= Task description =
Copy each record exactly as it reads, leaving out any pictures it holds.

= Data section =
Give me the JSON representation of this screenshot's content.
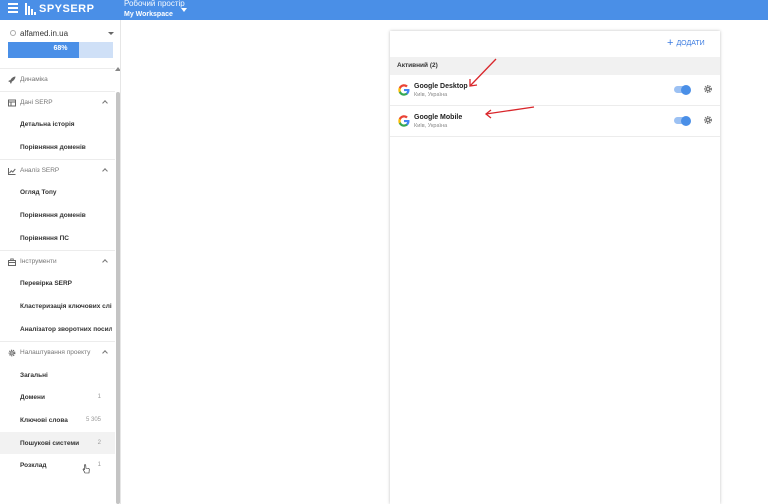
{
  "topbar": {
    "brand": "SPYSERP",
    "workspace_label": "Робочий простір",
    "workspace_name": "My Workspace"
  },
  "sidebar": {
    "site": "alfamed.in.ua",
    "progress_text": "68%",
    "progress_value": 0.68,
    "nav": [
      {
        "type": "section",
        "label": "Динаміка",
        "icon": "rocket-icon"
      },
      {
        "type": "section",
        "label": "Дані SERP",
        "icon": "table-icon"
      },
      {
        "type": "item",
        "label": "Детальна історія"
      },
      {
        "type": "item",
        "label": "Порівняння доменів"
      },
      {
        "type": "section",
        "label": "Аналіз SERP",
        "icon": "chart-icon"
      },
      {
        "type": "item",
        "label": "Огляд Топу"
      },
      {
        "type": "item",
        "label": "Порівняння доменів"
      },
      {
        "type": "item",
        "label": "Порівняння ПС"
      },
      {
        "type": "section",
        "label": "Інструменти",
        "icon": "toolbox-icon"
      },
      {
        "type": "item",
        "label": "Перевірка SERP"
      },
      {
        "type": "item",
        "label": "Кластеризація ключових слів"
      },
      {
        "type": "item",
        "label": "Аналізатор зворотних посилань"
      },
      {
        "type": "section",
        "label": "Налаштування проекту",
        "icon": "gear-icon"
      },
      {
        "type": "item",
        "label": "Загальні"
      },
      {
        "type": "item",
        "label": "Домени",
        "count": "1"
      },
      {
        "type": "item",
        "label": "Ключові слова",
        "count": "5 305"
      },
      {
        "type": "item",
        "label": "Пошукові системи",
        "count": "2"
      },
      {
        "type": "item",
        "label": "Розклад",
        "count": "1"
      }
    ]
  },
  "panel": {
    "add_label": "ДОДАТИ",
    "group_title": "Активний (2)",
    "engines": [
      {
        "name": "Google Desktop",
        "location": "Київ, Україна",
        "enabled": true
      },
      {
        "name": "Google Mobile",
        "location": "Київ, Україна",
        "enabled": true
      }
    ]
  },
  "colors": {
    "brand_blue": "#4a8fe7",
    "annotation_red": "#d9262b"
  }
}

= Final answer =
Give me the JSON representation of this screenshot's content.
{
  "topbar": {
    "brand": "SPYSERP",
    "workspace_label": "Робочий простір",
    "workspace_name": "My Workspace"
  },
  "sidebar": {
    "site": "alfamed.in.ua",
    "progress_text": "68%",
    "progress_value": 0.68,
    "nav": [
      {
        "type": "section",
        "label": "Динаміка",
        "icon": "rocket-icon"
      },
      {
        "type": "section",
        "label": "Дані SERP",
        "icon": "table-icon"
      },
      {
        "type": "item",
        "label": "Детальна історія"
      },
      {
        "type": "item",
        "label": "Порівняння доменів"
      },
      {
        "type": "section",
        "label": "Аналіз SERP",
        "icon": "chart-icon"
      },
      {
        "type": "item",
        "label": "Огляд Топу"
      },
      {
        "type": "item",
        "label": "Порівняння доменів"
      },
      {
        "type": "item",
        "label": "Порівняння ПС"
      },
      {
        "type": "section",
        "label": "Інструменти",
        "icon": "toolbox-icon"
      },
      {
        "type": "item",
        "label": "Перевірка SERP"
      },
      {
        "type": "item",
        "label": "Кластеризація ключових слів"
      },
      {
        "type": "item",
        "label": "Аналізатор зворотних посилань"
      },
      {
        "type": "section",
        "label": "Налаштування проекту",
        "icon": "gear-icon"
      },
      {
        "type": "item",
        "label": "Загальні"
      },
      {
        "type": "item",
        "label": "Домени",
        "count": "1"
      },
      {
        "type": "item",
        "label": "Ключові слова",
        "count": "5 305"
      },
      {
        "type": "item",
        "label": "Пошукові системи",
        "count": "2"
      },
      {
        "type": "item",
        "label": "Розклад",
        "count": "1"
      }
    ]
  },
  "panel": {
    "add_label": "ДОДАТИ",
    "group_title": "Активний (2)",
    "engines": [
      {
        "name": "Google Desktop",
        "location": "Київ, Україна",
        "enabled": true
      },
      {
        "name": "Google Mobile",
        "location": "Київ, Україна",
        "enabled": true
      }
    ]
  },
  "colors": {
    "brand_blue": "#4a8fe7",
    "annotation_red": "#d9262b"
  }
}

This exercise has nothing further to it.